> _PROBLEM DESCRIPTION_
Which lines below hold the word "الأنعام"? Report each one.

-- Begin DATA SUPPLIED --

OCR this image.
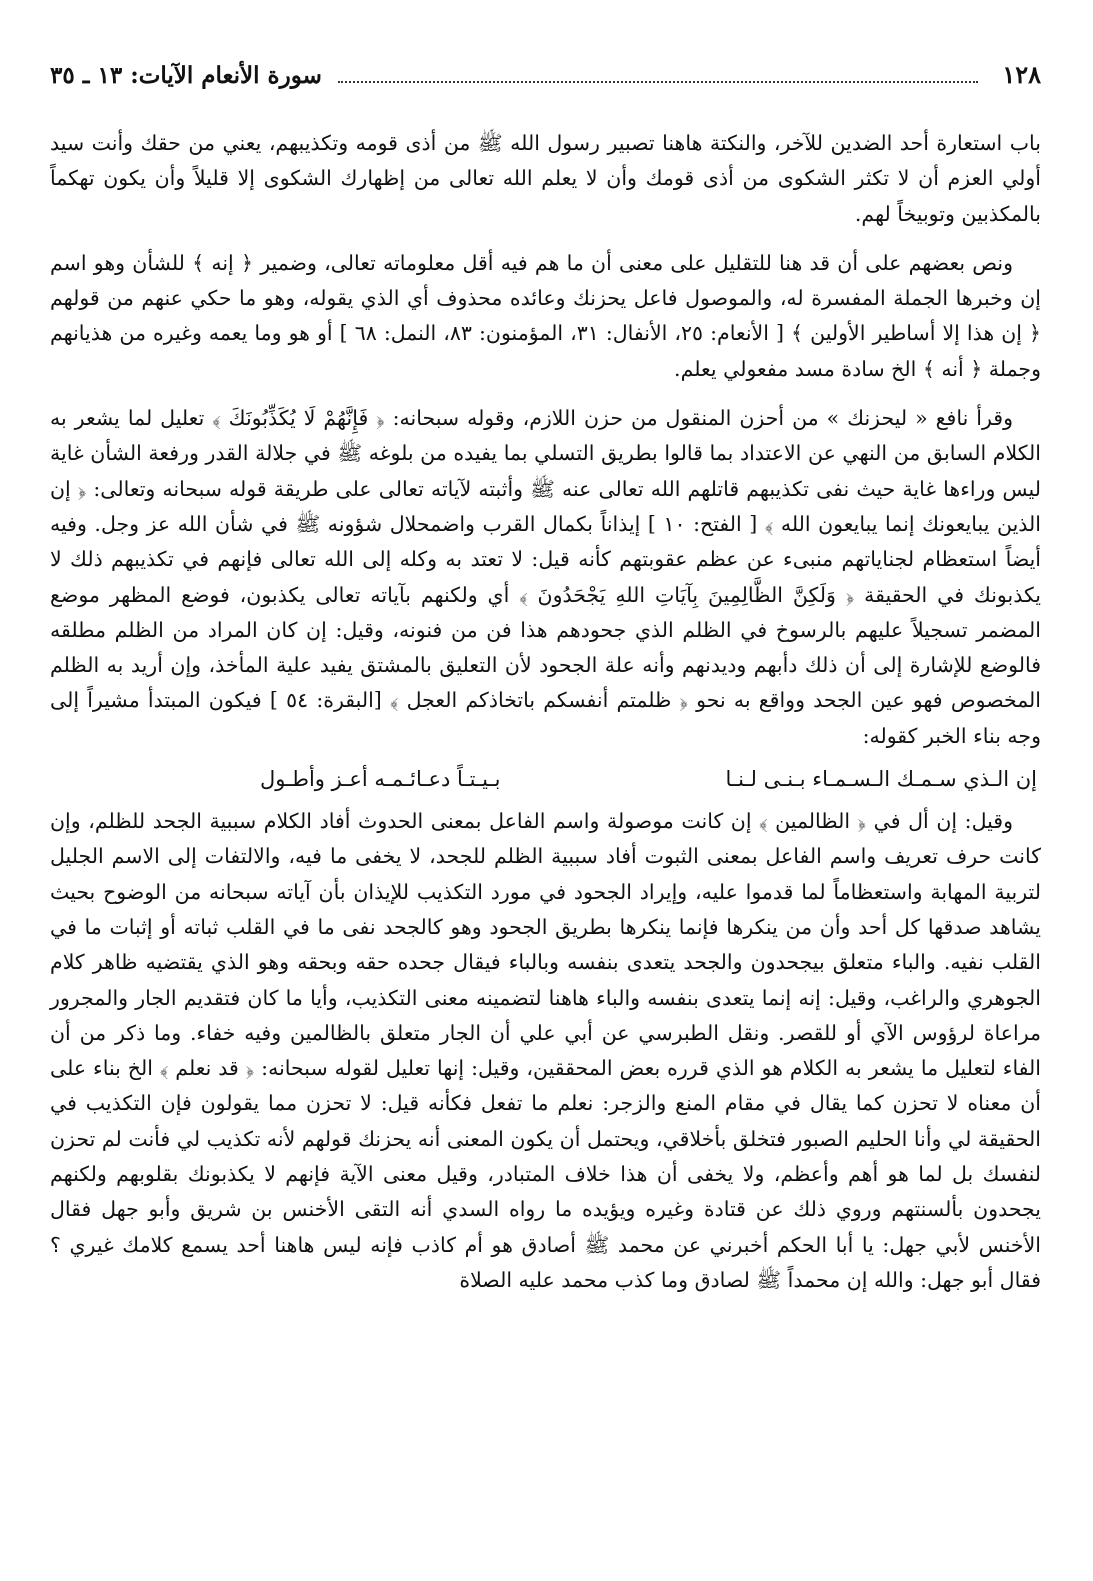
١٢٨
سورة الأنعام الآيات: ١٣ ـ ٣٥

باب استعارة أحد الضدين للآخر، والنكتة هاهنا تصبير رسول الله ﷺ من أذى قومه وتكذيبهم، يعني من حقك وأنت سيد أولي العزم أن لا تكثر الشكوى من أذى قومك وأن لا يعلم الله تعالى من إظهارك الشكوى إلا قليلاً وأن يكون تهكماً بالمكذبين وتوبيخاً لهم.

ونص بعضهم على أن قد هنا للتقليل على معنى أن ما هم فيه أقل معلوماته تعالى، وضمير ﴿ إنه ﴾ للشأن وهو اسم إن وخبرها الجملة المفسرة له، والموصول فاعل يحزنك وعائده محذوف أي الذي يقوله، وهو ما حكي عنهم من قولهم ﴿ إن هذا إلا أساطير الأولين ﴾ [ الأنعام: ٢٥، الأنفال: ٣١، المؤمنون: ٨٣، النمل: ٦٨ ] أو هو وما يعمه وغيره من هذيانهم وجملة ﴿ أنه ﴾ الخ سادة مسد مفعولي يعلم.

وقرأ نافع « ليحزنك » من أحزن المنقول من حزن اللازم، وقوله سبحانه: ﴿ فَإِنَّهُمْ لَا يُكَذِّبُونَكَ ﴾ تعليل لما يشعر به الكلام السابق من النهي عن الاعتداد بما قالوا بطريق التسلي بما يفيده من بلوغه ﷺ في جلالة القدر ورفعة الشأن غاية ليس وراءها غاية حيث نفى تكذيبهم قاتلهم الله تعالى عنه ﷺ وأثبته لآياته تعالى على طريقة قوله سبحانه وتعالى: ﴿ إن الذين يبايعونك إنما يبايعون الله ﴾ [ الفتح: ١٠ ] إيذاناً بكمال القرب واضمحلال شؤونه ﷺ في شأن الله عز وجل. وفيه أيضاً استعظام لجناياتهم منبىء عن عظم عقوبتهم كأنه قيل: لا تعتد به وكله إلى الله تعالى فإنهم في تكذيبهم ذلك لا يكذبونك في الحقيقة ﴿ وَلَكِنَّ الظَّالِمِينَ بِآيَاتِ اللهِ يَجْحَدُونَ ﴾ أي ولكنهم بآياته تعالى يكذبون، فوضع المظهر موضع المضمر تسجيلاً عليهم بالرسوخ في الظلم الذي جحودهم هذا فن من فنونه، وقيل: إن كان المراد من الظلم مطلقه فالوضع للإشارة إلى أن ذلك دأبهم وديدنهم وأنه علة الجحود لأن التعليق بالمشتق يفيد علية المأخذ، وإن أريد به الظلم المخصوص فهو عين الجحد وواقع به نحو ﴿ ظلمتم أنفسكم باتخاذكم العجل ﴾ [البقرة: ٥٤ ] فيكون المبتدأ مشيراً إلى وجه بناء الخبر كقوله:

إن الـذي سـمـك الـسـمـاء بـنـى لـنـا
بـيـتـاً دعـائـمـه أعـز وأطـول

وقيل: إن أل في ﴿ الظالمين ﴾ إن كانت موصولة واسم الفاعل بمعنى الحدوث أفاد الكلام سببية الجحد للظلم، وإن كانت حرف تعريف واسم الفاعل بمعنى الثبوت أفاد سببية الظلم للجحد، لا يخفى ما فيه، والالتفات إلى الاسم الجليل لتربية المهابة واستعظاماً لما قدموا عليه، وإيراد الجحود في مورد التكذيب للإيذان بأن آياته سبحانه من الوضوح بحيث يشاهد صدقها كل أحد وأن من ينكرها فإنما ينكرها بطريق الجحود وهو كالجحد نفى ما في القلب ثباته أو إثبات ما في القلب نفيه. والباء متعلق بيجحدون والجحد يتعدى بنفسه وبالباء فيقال جحده حقه وبحقه وهو الذي يقتضيه ظاهر كلام الجوهري والراغب، وقيل: إنه إنما يتعدى بنفسه والباء هاهنا لتضمينه معنى التكذيب، وأيا ما كان فتقديم الجار والمجرور مراعاة لرؤوس الآي أو للقصر. ونقل الطبرسي عن أبي علي أن الجار متعلق بالظالمين وفيه خفاء. وما ذكر من أن الفاء لتعليل ما يشعر به الكلام هو الذي قرره بعض المحققين، وقيل: إنها تعليل لقوله سبحانه: ﴿ قد نعلم ﴾ الخ بناء على أن معناه لا تحزن كما يقال في مقام المنع والزجر: نعلم ما تفعل فكأنه قيل: لا تحزن مما يقولون فإن التكذيب في الحقيقة لي وأنا الحليم الصبور فتخلق بأخلاقي، ويحتمل أن يكون المعنى أنه يحزنك قولهم لأنه تكذيب لي فأنت لم تحزن لنفسك بل لما هو أهم وأعظم، ولا يخفى أن هذا خلاف المتبادر، وقيل معنى الآية فإنهم لا يكذبونك بقلوبهم ولكنهم يجحدون بألسنتهم وروي ذلك عن قتادة وغيره ويؤيده ما رواه السدي أنه التقى الأخنس بن شريق وأبو جهل فقال الأخنس لأبي جهل: يا أبا الحكم أخبرني عن محمد ﷺ أصادق هو أم كاذب فإنه ليس هاهنا أحد يسمع كلامك غيري ؟ فقال أبو جهل: والله إن محمداً ﷺ لصادق وما كذب محمد عليه الصلاة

-- End DATA SUPPLIED --

> _ANSWER BELOW_
سورة الأنعام الآيات: ١٣ ـ ٣٥
ونص بعضهم على أن قد هنا للتقليل على معنى أن ما هم فيه أقل معلوماته تعالى، وضمير ﴿ إنه ﴾ للشأن وهو اسم إن وخبرها الجملة المفسرة له، والموصول فاعل يحزنك وعائده محذوف أي الذي يقوله، وهو ما حكي عنهم من قولهم ﴿ إن هذا إلا أساطير الأولين ﴾ [ الأنعام: ٢٥، الأنفال: ٣١، المؤمنون: ٨٣، النمل: ٦٨ ] أو هو وما يعمه وغيره من هذيانهم وجملة ﴿ أنه ﴾ الخ سادة مسد مفعولي يعلم.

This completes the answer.